━━━ 抜粋本文
電子書籍版ゲームブックの盲点 パラグラフが多ければ必ずしも内容が濃くて面白いゲームブックが出来るとは限らない件
こんにちは。ゲームブック投稿サイトを運営している者です。
筆者はそれなりにゲームブックを買って楽しみ、レビューを書いています。
このブログでも
ゲームブックレビューというカテゴリにまとめてあります。
でもプレイした作品全てのレビューを書いているわけではありません。
中には「う~ん」と首を捻りたくなる様な作品もあるからです。
まあ…言ってみれば「クソゲー」の部類に入るかもしれません。
であればその内容をこの企画の中で書き綴るべきでしたが
結局「ゲームブックは素晴らしい!」ということしか書いてません。
そういう意味で失敗しましたが、気にしないで行こうと思います。
目次
興味津々の作品
ふとしたことで世界観や登場人物、選択肢の全てが不自然な作品に巡りあったことがあります。
主人公がとある状態に陥るのですが、その割には普段とほぼ変わらない行動をするんですよ。一体その設定は何なんだろうと。
おまけに盗んだり、万引きすると言ったような選択肢が散見され、警察に捕まるような展開が幾つか想定されていたりとか。
逆に筆者は「なぜこういう展開が?」と興味を引きました。
いえ、偉そうなことを言うつもりは毛頭ありません。筆者もゲームブックを作っています。同じようなことをやらかしているとも限りません。
「人の振り見て我が振り直せ」です。
筆者の電子書籍で販売している作品を再度プレイしてみたんですけど、やっぱり気になる点が幾つか見えてくるものですね。
で、先の「興味を引く作品」は結構パラグラフ数が多いんですよ。
ところが、その割には展開が思ったほど多くはないようなんですね。コレは不思議に感じました。
パラグラフ数が少ないのに充実
それで逆に思いつくのがこちらの作品
銀行員ゲームブック バンカーズクエスト (SHINKIGENSHA GAME BOOK)
- 作者: 高平鳴海,ビッグ錠
- 出版社/メーカー: 新紀元社
- 発売日: 2015/11/11
- メディア: 単行本(ソフトカバー)
- この商品を含むブログを見る
これ、総パラグラフ数は166しかないんですよ。
火吹山が400、七つの大罪迷いの森の冒険が301、暗黒城の魔術師でも200あるんです。
166しかないパラグラフで冒険の分岐が物凄くリッチにあるんですよね。
選択肢によってホント登場人物や、主人公の人生が激変しますよ。驚愕です。
おそらくこちらの「失われた体」
と言う作品で使われている技術が使われているのかなあと推察します。
作中のパラグラフは、曖昧な表現のものと詳細な描写がなされるものとに明確に区別されている。たとえば、相反する2つの魔力を抱えた主人公ディノンをさいなむ苦しみは、さまざまな場所のさまざまな環境で発生し得る。そのため、この苦しみを描写したパラグラフで状況を詳細に叙述すると、前後の内容と食い違いを生じる恐れがある。よって、このようなパラグラフでは意図的に表現を曖昧にすることで、多様なパラグラフに矛盾なく接続できるようにしている
同じ出版社だし、編集の方も同一。(いやスイマセン。良くわかりません)
━━━━━━
━━━ 提供情報
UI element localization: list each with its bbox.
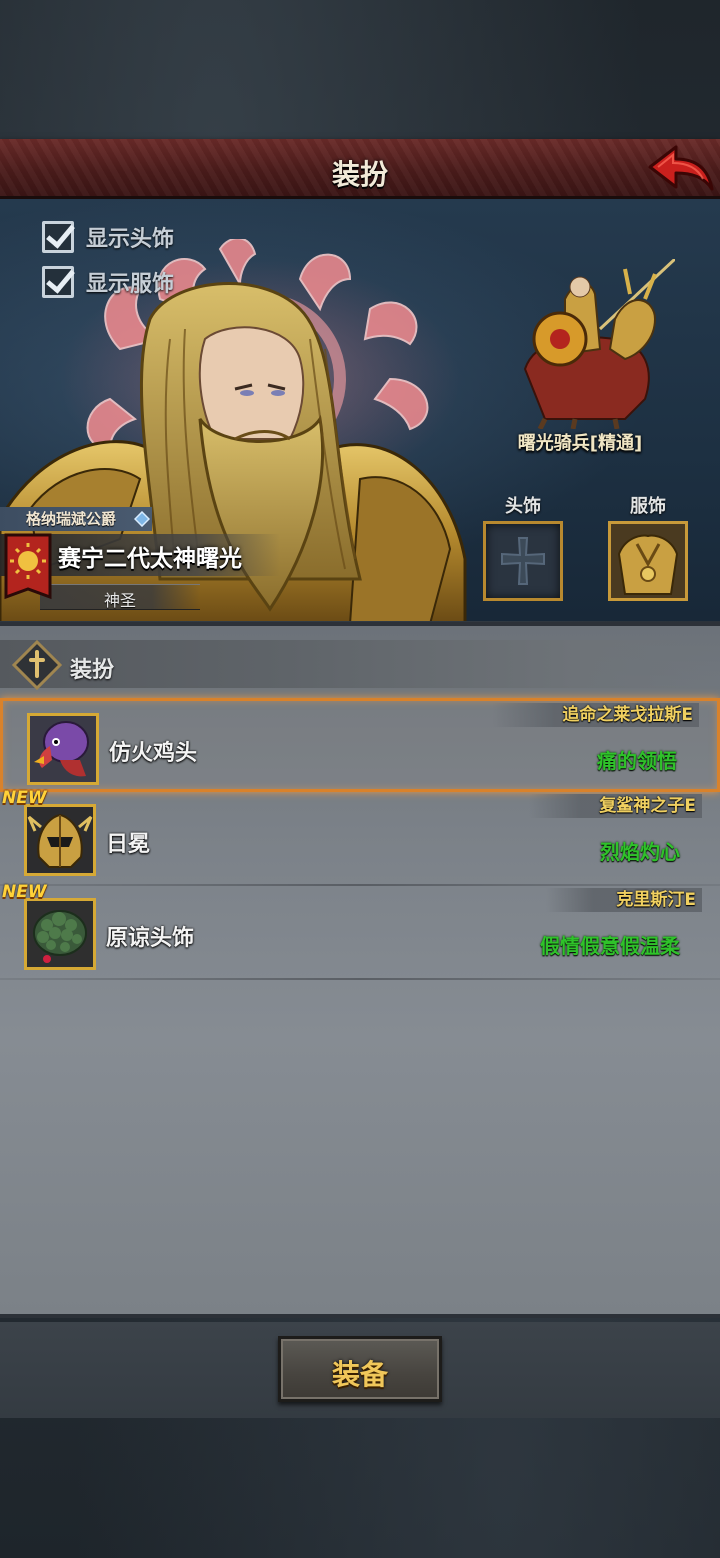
━━━━━━
取り組む課題:
1. ゲームブックの記事で総パラグラフ数が示されている作品を、その数とあわせてすべて挙げよ。
2. ゲームブックの記事から、次の問いに答えよ。
(a) 「銀行員ゲームブック バンカーズクエスト」の出版社はどこか。
(b) 同作の発売日はいつか。
(c) 「失われた体」の主人公ディノンが抱えているのは何か。
3. ゲームブックの記事を、最後の文のあとから書き続けよ。

記述回答:
1.
- 銀行員ゲームブック バンカーズクエスト:166
- 火吹山:400
- 七つの大罪迷いの森の冒険:301
- 暗黒城の魔術師:200

2.
(a) 新紀元社
(b) 2015/11/11
(c) 相反する2つの魔力

3.
パラグラフ遷移の構成がかなり高度であることには違いありません。
コレなんて凄いすよ
パラグラフ数が少ないのに世界観やゲーム性が優れている代表作としては筆者はコレを挙げたいと思います。
幻術剣闘士「死の地下闘技場」
FT新聞特別掲載ゲームブックダウンロードより(FT書房さんのサイトに行ってみてください)
FT書房さんのミニゲームブックです。
これはパラグラフ数がたったの21しかありません!
でも主人公が置かれた境遇から生き延びるためにあらゆる手段を使う選択の多さやゲーム性に富んでいることに感心しました。
筆者がゲームブック投稿サイトを立ち上げるきっかけの一つとなった作品です。
無料ですし面白いのでお勧めですよ。
ゲームブック電子書籍版の弱点
パラグラフ数を少なくしようと言う試みは紙媒体では重要です。
コストがかかるからです。
でもどれだけページ数が増えても然程問題とならないのが電子書籍。
そのため、電子書籍ならではのゲームブックは饒舌なパラグラフが量産される可能性があります。
筆者も自作ゲームブックを作るときはそれを自覚しています。
これはいい面と悪い面を併せ持っています。
いい面はもちろん、いろいろな展開を盛り込むことが出来るという点。
悪い点はパラグラフ数の割には中身が薄い作品に成り下がる危険性を伴うところ。
パラグラフ数に限りがあるからこそ、「どうしたら面白くなるだろう」と言うことを作者は必死で考えることでしょう。
その思考過程が大幅に削がれてしまうのではないでしょうか。
人生も同じじゃないですかね。有限だからこそ、実りあるものにしようと人は努力する。
永遠の命を手にした途端、時間というものが無価値になり、ダラダラとした毎日を過ごす様になるのも容易に想像がつくところです。
ゲームブックを電子書籍で作ると言う時代になり、かつて筆者は「パラグラフ数を気にしないで作れる!」と喜んだものでした。
でも先の「バンカーズクエスト」などの例を顧みるとパラグラフ数に関しては紙媒体を作る時と同じような意識でいた方がいいんじゃないかな、と思い直したのでした。
以上、北海道からでした。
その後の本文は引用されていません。